• YOUR INSTRUCTIONS
Output every entry exactly as written, but omit the pictures.

────────────────

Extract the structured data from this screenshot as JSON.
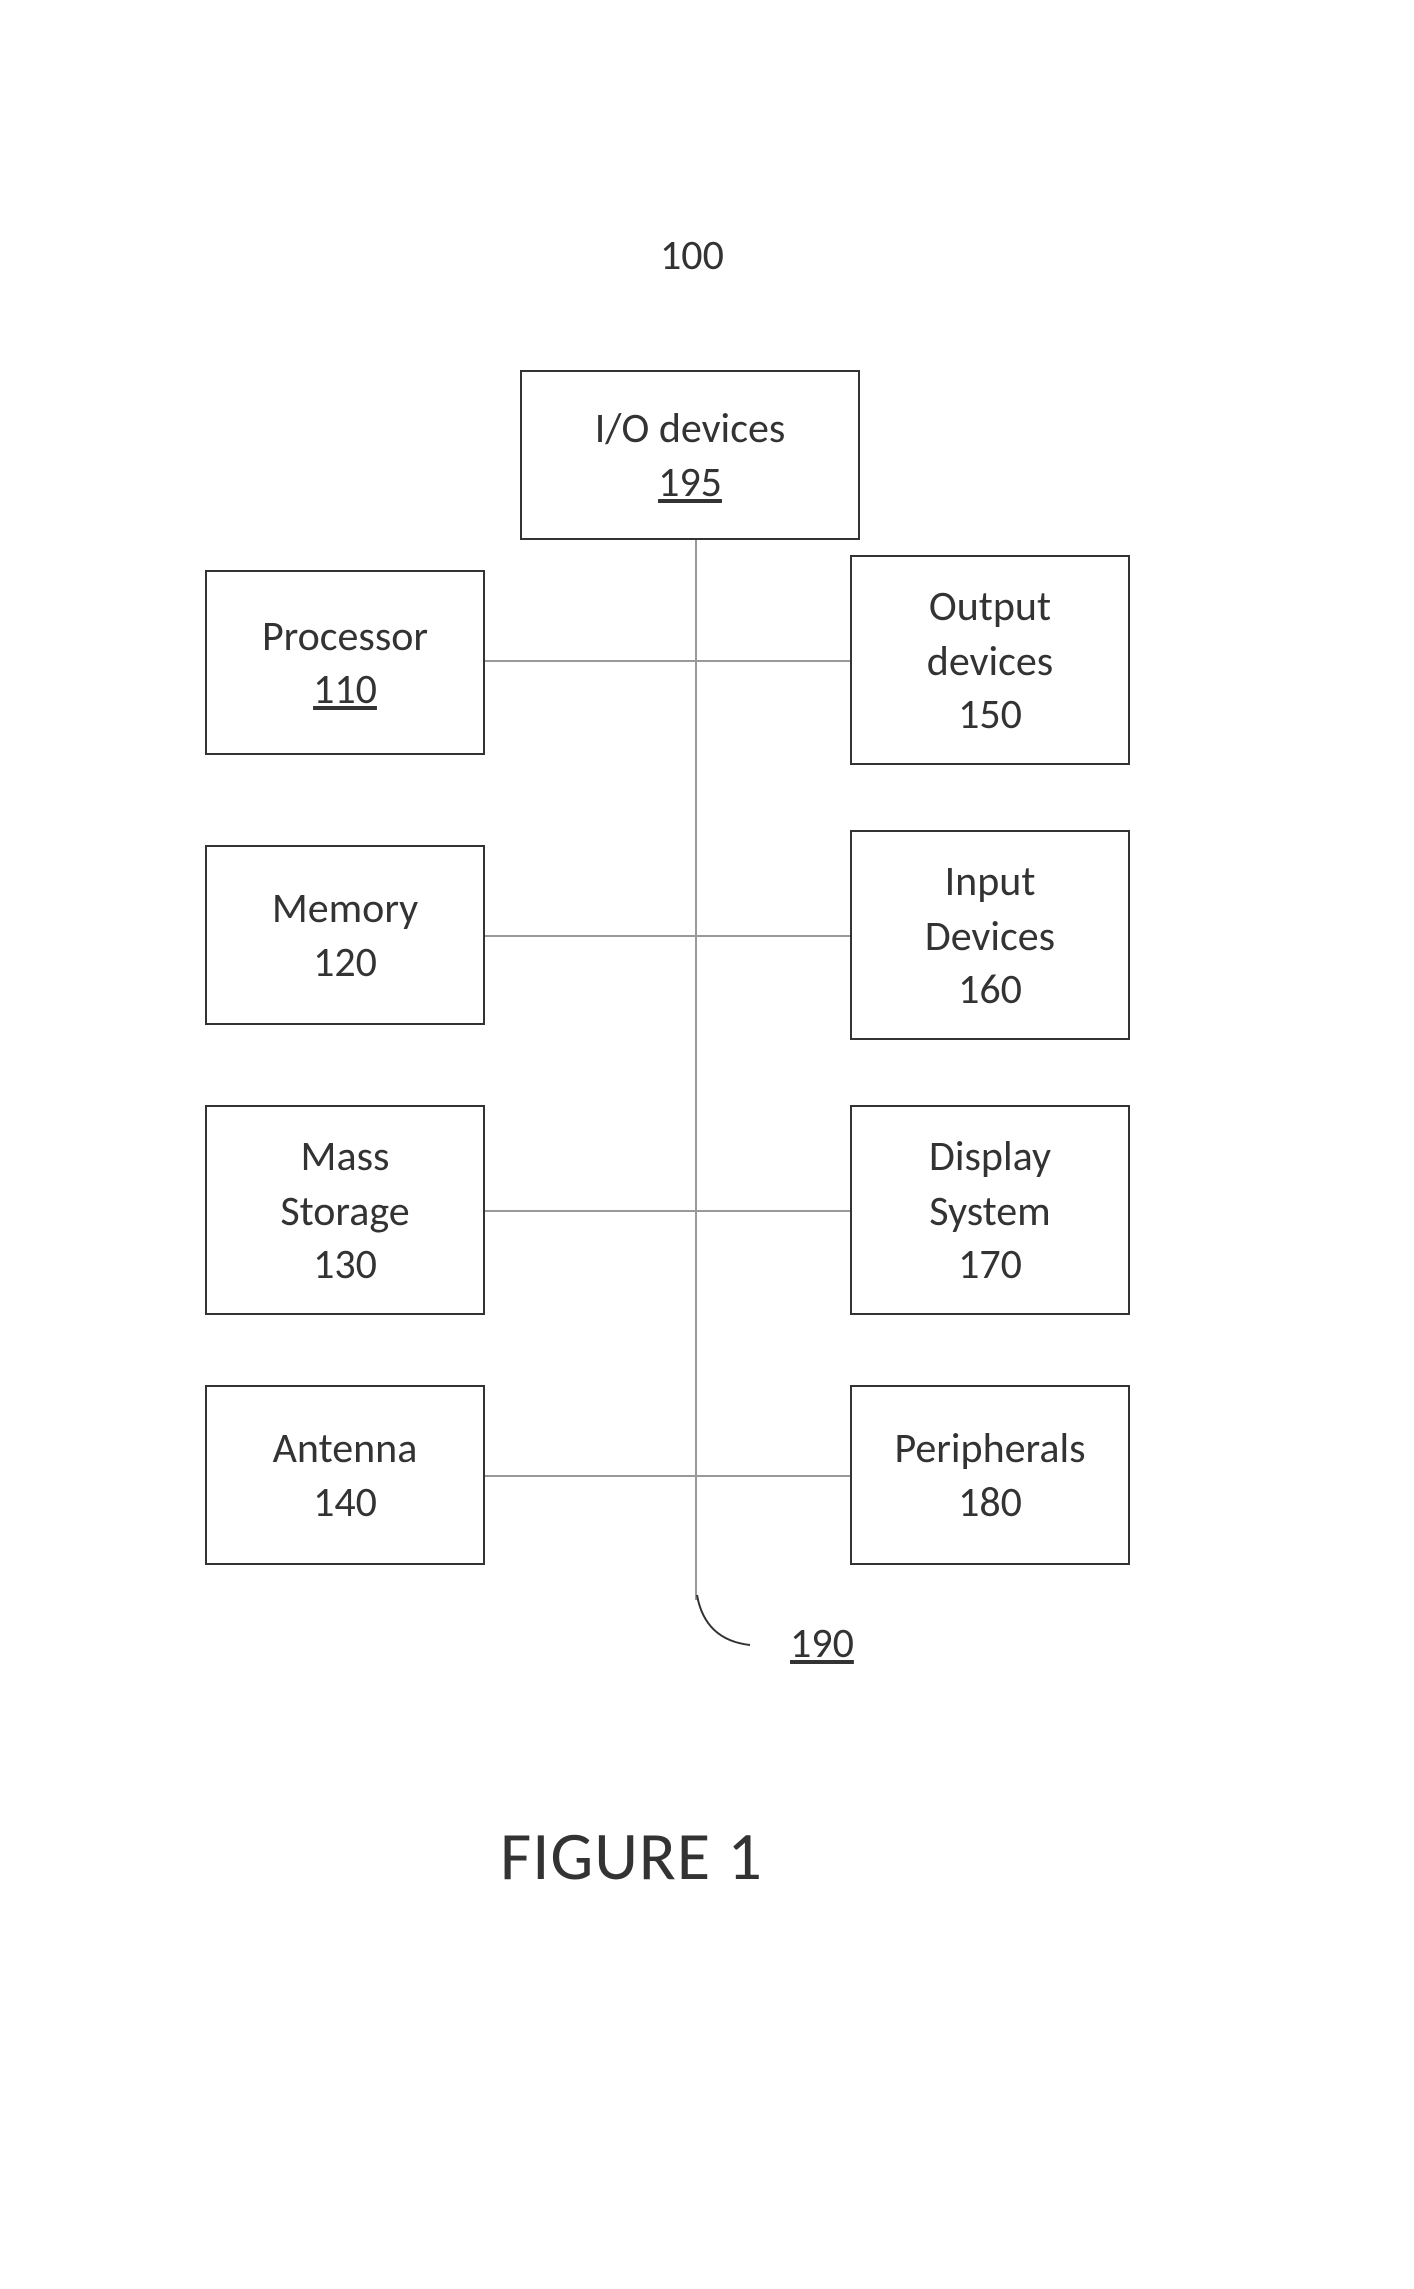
{
  "diagram": {
    "system_ref": "100",
    "bus_ref": "190",
    "blocks": {
      "io_devices": {
        "label": "I/O devices",
        "number": "195",
        "underlined": true
      },
      "processor": {
        "label": "Processor",
        "number": "110",
        "underlined": true
      },
      "output_devices": {
        "label1": "Output",
        "label2": "devices",
        "number": "150"
      },
      "memory": {
        "label": "Memory",
        "number": "120"
      },
      "input_devices": {
        "label1": "Input",
        "label2": "Devices",
        "number": "160"
      },
      "mass_storage": {
        "label1": "Mass",
        "label2": "Storage",
        "number": "130"
      },
      "display_system": {
        "label1": "Display",
        "label2": "System",
        "number": "170"
      },
      "antenna": {
        "label": "Antenna",
        "number": "140"
      },
      "peripherals": {
        "label": "Peripherals",
        "number": "180"
      }
    },
    "caption": "FIGURE 1"
  }
}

────────────────

• THE REPLY
Extract the structured data from this screenshot as JSON.
{
  "diagram": {
    "system_ref": "100",
    "bus_ref": "190",
    "blocks": {
      "io_devices": {
        "label": "I/O devices",
        "number": "195",
        "underlined": true
      },
      "processor": {
        "label": "Processor",
        "number": "110",
        "underlined": true
      },
      "output_devices": {
        "label1": "Output",
        "label2": "devices",
        "number": "150"
      },
      "memory": {
        "label": "Memory",
        "number": "120"
      },
      "input_devices": {
        "label1": "Input",
        "label2": "Devices",
        "number": "160"
      },
      "mass_storage": {
        "label1": "Mass",
        "label2": "Storage",
        "number": "130"
      },
      "display_system": {
        "label1": "Display",
        "label2": "System",
        "number": "170"
      },
      "antenna": {
        "label": "Antenna",
        "number": "140"
      },
      "peripherals": {
        "label": "Peripherals",
        "number": "180"
      }
    },
    "caption": "FIGURE 1"
  }
}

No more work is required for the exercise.